* _GIVEN INSTRUCTION_
Copy out only the lines running from the one that contains "Read all visible" through the end of the listing. Pictures stay out.
------------------------------------------------------------
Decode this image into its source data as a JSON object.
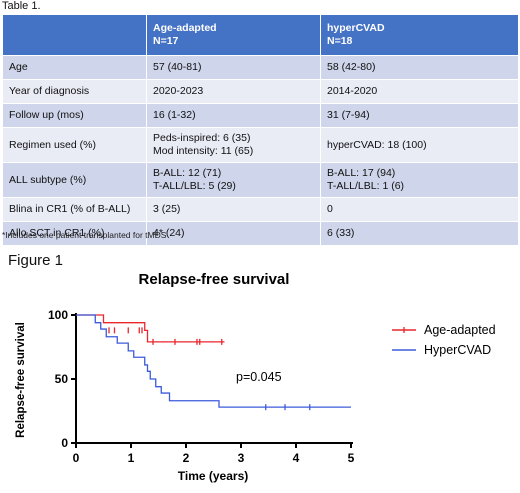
{
  "table": {
    "caption": "Table 1.",
    "headers": [
      {
        "line1": "",
        "line2": ""
      },
      {
        "line1": "Age-adapted",
        "line2": "N=17"
      },
      {
        "line1": "hyperCVAD",
        "line2": "N=18"
      }
    ],
    "rows": [
      [
        "Age",
        "57 (40-81)",
        "58 (42-80)"
      ],
      [
        "Year of diagnosis",
        "2020-2023",
        "2014-2020"
      ],
      [
        "Follow up (mos)",
        "16 (1-32)",
        "31 (7-94)"
      ],
      [
        "Regimen used (%)",
        [
          "Peds-inspired: 6 (35)",
          "Mod intensity: 11 (65)"
        ],
        "hyperCVAD: 18 (100)"
      ],
      [
        "ALL subtype (%)",
        [
          "B-ALL: 12 (71)",
          "T-ALL/LBL: 5 (29)"
        ],
        [
          "B-ALL: 17 (94)",
          "T-ALL/LBL: 1 (6)"
        ]
      ],
      [
        "Blina in CR1 (% of B-ALL)",
        "3 (25)",
        "0"
      ],
      [
        "Allo SCT in CR1 (%)",
        "4* (24)",
        "6 (33)"
      ]
    ],
    "footnote": "*Includes one patient transplanted for tMDS"
  },
  "figure_label": "Figure 1",
  "chart_data": {
    "type": "line",
    "title": "Relapse-free survival",
    "xlabel": "Time (years)",
    "ylabel": "Relapse-free survival",
    "xlim": [
      0,
      5
    ],
    "ylim": [
      0,
      100
    ],
    "xticks": [
      "0",
      "1",
      "2",
      "3",
      "4",
      "5"
    ],
    "yticks": [
      "0",
      "50",
      "100"
    ],
    "annotation": "p=0.045",
    "legend_position": "right",
    "series": [
      {
        "name": "Age-adapted",
        "color": "#e8262b",
        "step": [
          [
            0,
            100
          ],
          [
            0.5,
            94
          ],
          [
            1.25,
            88
          ],
          [
            1.3,
            79
          ],
          [
            2.7,
            79
          ]
        ],
        "censored": [
          [
            0.6,
            88
          ],
          [
            0.7,
            88
          ],
          [
            0.95,
            88
          ],
          [
            1.15,
            88
          ],
          [
            1.2,
            88
          ],
          [
            1.4,
            79
          ],
          [
            1.8,
            79
          ],
          [
            2.2,
            79
          ],
          [
            2.25,
            79
          ],
          [
            2.65,
            79
          ]
        ]
      },
      {
        "name": "HyperCVAD",
        "color": "#3b5bdb",
        "step": [
          [
            0,
            100
          ],
          [
            0.35,
            94
          ],
          [
            0.45,
            89
          ],
          [
            0.55,
            83
          ],
          [
            0.75,
            78
          ],
          [
            0.95,
            72
          ],
          [
            1.05,
            67
          ],
          [
            1.25,
            61
          ],
          [
            1.3,
            56
          ],
          [
            1.35,
            50
          ],
          [
            1.45,
            44
          ],
          [
            1.55,
            39
          ],
          [
            1.7,
            33
          ],
          [
            2.6,
            28
          ],
          [
            5,
            28
          ]
        ],
        "censored": [
          [
            3.45,
            28
          ],
          [
            3.8,
            28
          ],
          [
            4.25,
            28
          ]
        ]
      }
    ]
  }
}
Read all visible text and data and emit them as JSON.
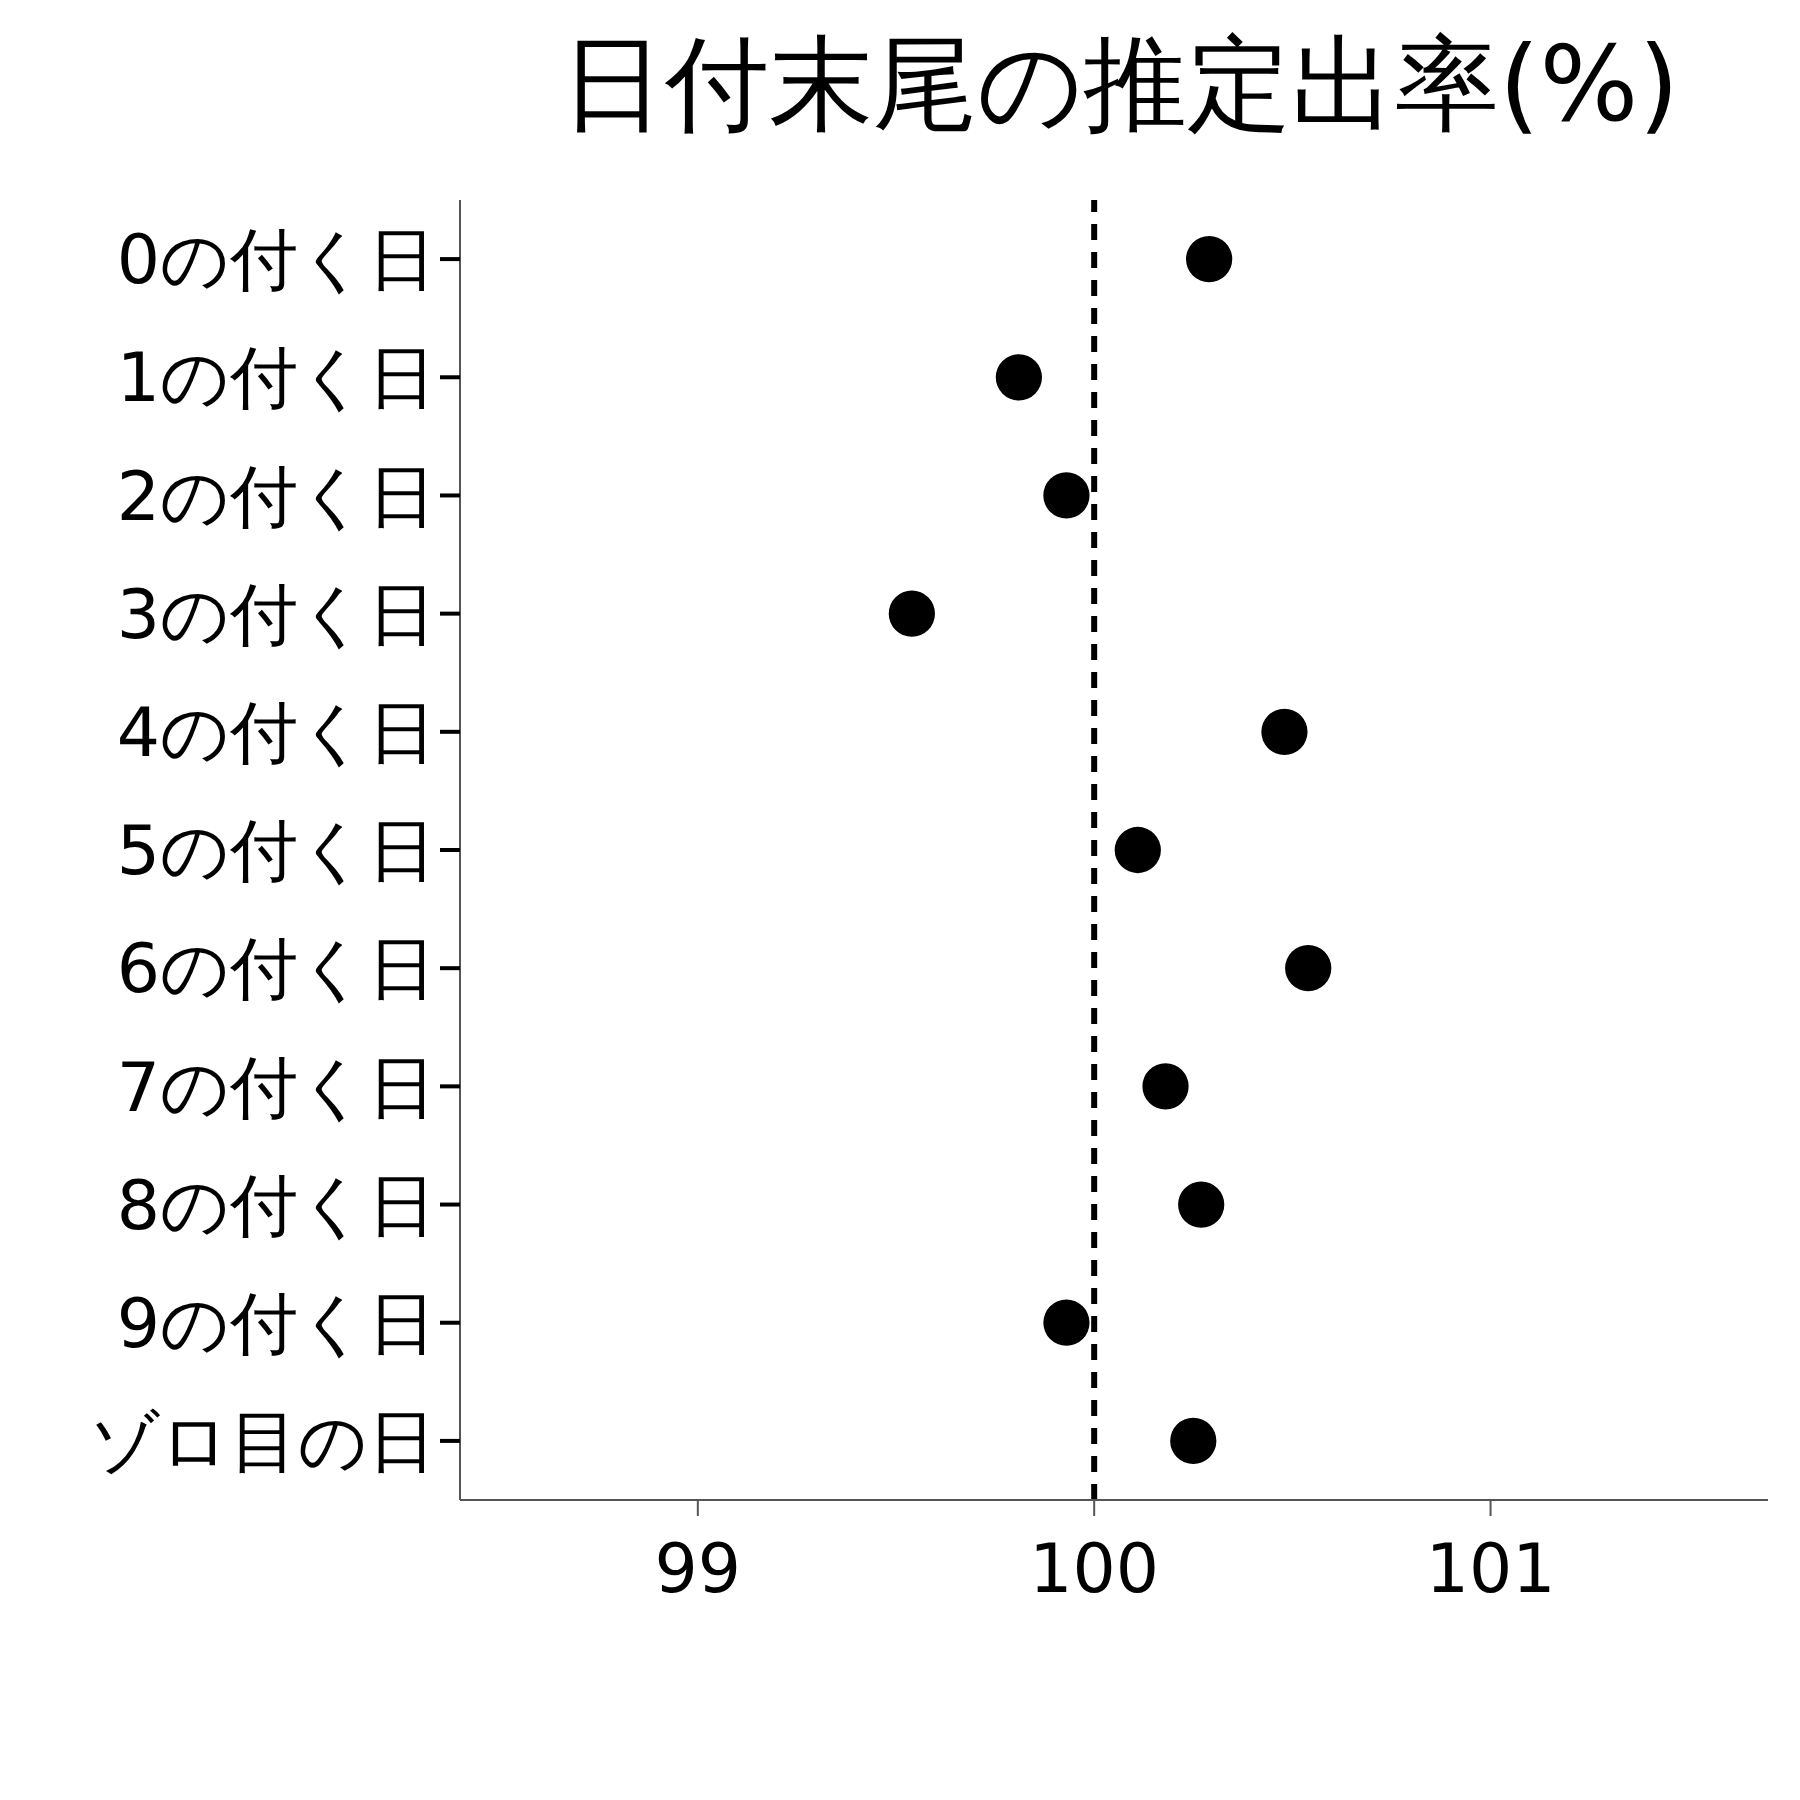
{
  "chart_data": {
    "type": "scatter",
    "orientation": "horizontal",
    "title": "日付末尾の推定出率(%)",
    "categories": [
      "0の付く日",
      "1の付く日",
      "2の付く日",
      "3の付く日",
      "4の付く日",
      "5の付く日",
      "6の付く日",
      "7の付く日",
      "8の付く日",
      "9の付く日",
      "ゾロ目の日"
    ],
    "values": [
      100.29,
      99.81,
      99.93,
      99.54,
      100.48,
      100.11,
      100.54,
      100.18,
      100.27,
      99.93,
      100.25
    ],
    "color": "#000000",
    "marker": "circle",
    "grid": false,
    "legend": false,
    "xlim": [
      98.4,
      101.7
    ],
    "xticks": [
      99,
      100,
      101
    ],
    "ref_lines": [
      {
        "axis": "x",
        "value": 100,
        "color": "#000000",
        "line_style": "dashed"
      }
    ]
  }
}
------------------------------------------------------------
* _EXERCISE OUTPUT_
Read all visible text and data and emit them as JSON.
{
  "chart_data": {
    "type": "scatter",
    "orientation": "horizontal",
    "title": "日付末尾の推定出率(%)",
    "categories": [
      "0の付く日",
      "1の付く日",
      "2の付く日",
      "3の付く日",
      "4の付く日",
      "5の付く日",
      "6の付く日",
      "7の付く日",
      "8の付く日",
      "9の付く日",
      "ゾロ目の日"
    ],
    "values": [
      100.29,
      99.81,
      99.93,
      99.54,
      100.48,
      100.11,
      100.54,
      100.18,
      100.27,
      99.93,
      100.25
    ],
    "color": "#000000",
    "marker": "circle",
    "grid": false,
    "legend": false,
    "xlim": [
      98.4,
      101.7
    ],
    "xticks": [
      99,
      100,
      101
    ],
    "ref_lines": [
      {
        "axis": "x",
        "value": 100,
        "color": "#000000",
        "line_style": "dashed"
      }
    ]
  }
}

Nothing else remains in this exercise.